___ Extracted information

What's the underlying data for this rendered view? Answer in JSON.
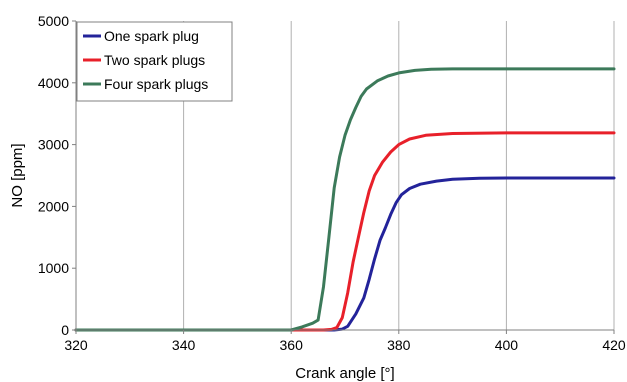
{
  "chart_data": {
    "type": "line",
    "title": "",
    "xlabel": "Crank angle [°]",
    "ylabel": "NO [ppm]",
    "xlim": [
      320,
      420
    ],
    "ylim": [
      0,
      5000
    ],
    "x_ticks": [
      320,
      340,
      360,
      380,
      400,
      420
    ],
    "y_ticks": [
      0,
      1000,
      2000,
      3000,
      4000,
      5000
    ],
    "x_tick_labels": [
      "320",
      "340",
      "360",
      "380",
      "400",
      "420"
    ],
    "y_tick_labels": [
      "0",
      "1000",
      "2000",
      "3000",
      "4000",
      "5000"
    ],
    "grid": {
      "vertical": true,
      "horizontal": false
    },
    "legend_position": "top-left",
    "series": [
      {
        "name": "One spark plug",
        "color": "#23239a",
        "points": [
          [
            320,
            0
          ],
          [
            368,
            0
          ],
          [
            369.5,
            15
          ],
          [
            370.5,
            60
          ],
          [
            372,
            260
          ],
          [
            373.5,
            520
          ],
          [
            374.5,
            820
          ],
          [
            375.5,
            1150
          ],
          [
            376.5,
            1450
          ],
          [
            377.5,
            1650
          ],
          [
            378.5,
            1870
          ],
          [
            379.5,
            2060
          ],
          [
            380.5,
            2190
          ],
          [
            382,
            2290
          ],
          [
            384,
            2360
          ],
          [
            387,
            2410
          ],
          [
            390,
            2440
          ],
          [
            395,
            2455
          ],
          [
            400,
            2460
          ],
          [
            420,
            2460
          ]
        ]
      },
      {
        "name": "Two spark plugs",
        "color": "#e8202a",
        "points": [
          [
            320,
            0
          ],
          [
            366,
            0
          ],
          [
            367.5,
            10
          ],
          [
            368.5,
            40
          ],
          [
            369.5,
            200
          ],
          [
            370.5,
            600
          ],
          [
            371.5,
            1100
          ],
          [
            372.5,
            1500
          ],
          [
            373.5,
            1900
          ],
          [
            374.5,
            2250
          ],
          [
            375.5,
            2500
          ],
          [
            377,
            2720
          ],
          [
            378.5,
            2880
          ],
          [
            380,
            3000
          ],
          [
            382,
            3090
          ],
          [
            385,
            3150
          ],
          [
            390,
            3180
          ],
          [
            400,
            3190
          ],
          [
            420,
            3190
          ]
        ]
      },
      {
        "name": "Four spark plugs",
        "color": "#3c7a5a",
        "points": [
          [
            320,
            0
          ],
          [
            360,
            0
          ],
          [
            362,
            50
          ],
          [
            364,
            110
          ],
          [
            365,
            160
          ],
          [
            366,
            700
          ],
          [
            367,
            1500
          ],
          [
            368,
            2300
          ],
          [
            369,
            2800
          ],
          [
            370,
            3150
          ],
          [
            371,
            3400
          ],
          [
            372,
            3600
          ],
          [
            373,
            3780
          ],
          [
            374,
            3900
          ],
          [
            376,
            4030
          ],
          [
            378,
            4110
          ],
          [
            380,
            4160
          ],
          [
            383,
            4200
          ],
          [
            386,
            4220
          ],
          [
            390,
            4225
          ],
          [
            420,
            4225
          ]
        ]
      }
    ]
  }
}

______

*What to produce*: Print all of the entries word for word. Skip any images they contain.

*Task result*:
What's the underlying data for this rendered view? Answer in JSON.
{
  "chart_data": {
    "type": "line",
    "title": "",
    "xlabel": "Crank angle [°]",
    "ylabel": "NO [ppm]",
    "xlim": [
      320,
      420
    ],
    "ylim": [
      0,
      5000
    ],
    "x_ticks": [
      320,
      340,
      360,
      380,
      400,
      420
    ],
    "y_ticks": [
      0,
      1000,
      2000,
      3000,
      4000,
      5000
    ],
    "x_tick_labels": [
      "320",
      "340",
      "360",
      "380",
      "400",
      "420"
    ],
    "y_tick_labels": [
      "0",
      "1000",
      "2000",
      "3000",
      "4000",
      "5000"
    ],
    "grid": {
      "vertical": true,
      "horizontal": false
    },
    "legend_position": "top-left",
    "series": [
      {
        "name": "One spark plug",
        "color": "#23239a",
        "points": [
          [
            320,
            0
          ],
          [
            368,
            0
          ],
          [
            369.5,
            15
          ],
          [
            370.5,
            60
          ],
          [
            372,
            260
          ],
          [
            373.5,
            520
          ],
          [
            374.5,
            820
          ],
          [
            375.5,
            1150
          ],
          [
            376.5,
            1450
          ],
          [
            377.5,
            1650
          ],
          [
            378.5,
            1870
          ],
          [
            379.5,
            2060
          ],
          [
            380.5,
            2190
          ],
          [
            382,
            2290
          ],
          [
            384,
            2360
          ],
          [
            387,
            2410
          ],
          [
            390,
            2440
          ],
          [
            395,
            2455
          ],
          [
            400,
            2460
          ],
          [
            420,
            2460
          ]
        ]
      },
      {
        "name": "Two spark plugs",
        "color": "#e8202a",
        "points": [
          [
            320,
            0
          ],
          [
            366,
            0
          ],
          [
            367.5,
            10
          ],
          [
            368.5,
            40
          ],
          [
            369.5,
            200
          ],
          [
            370.5,
            600
          ],
          [
            371.5,
            1100
          ],
          [
            372.5,
            1500
          ],
          [
            373.5,
            1900
          ],
          [
            374.5,
            2250
          ],
          [
            375.5,
            2500
          ],
          [
            377,
            2720
          ],
          [
            378.5,
            2880
          ],
          [
            380,
            3000
          ],
          [
            382,
            3090
          ],
          [
            385,
            3150
          ],
          [
            390,
            3180
          ],
          [
            400,
            3190
          ],
          [
            420,
            3190
          ]
        ]
      },
      {
        "name": "Four spark plugs",
        "color": "#3c7a5a",
        "points": [
          [
            320,
            0
          ],
          [
            360,
            0
          ],
          [
            362,
            50
          ],
          [
            364,
            110
          ],
          [
            365,
            160
          ],
          [
            366,
            700
          ],
          [
            367,
            1500
          ],
          [
            368,
            2300
          ],
          [
            369,
            2800
          ],
          [
            370,
            3150
          ],
          [
            371,
            3400
          ],
          [
            372,
            3600
          ],
          [
            373,
            3780
          ],
          [
            374,
            3900
          ],
          [
            376,
            4030
          ],
          [
            378,
            4110
          ],
          [
            380,
            4160
          ],
          [
            383,
            4200
          ],
          [
            386,
            4220
          ],
          [
            390,
            4225
          ],
          [
            420,
            4225
          ]
        ]
      }
    ]
  }
}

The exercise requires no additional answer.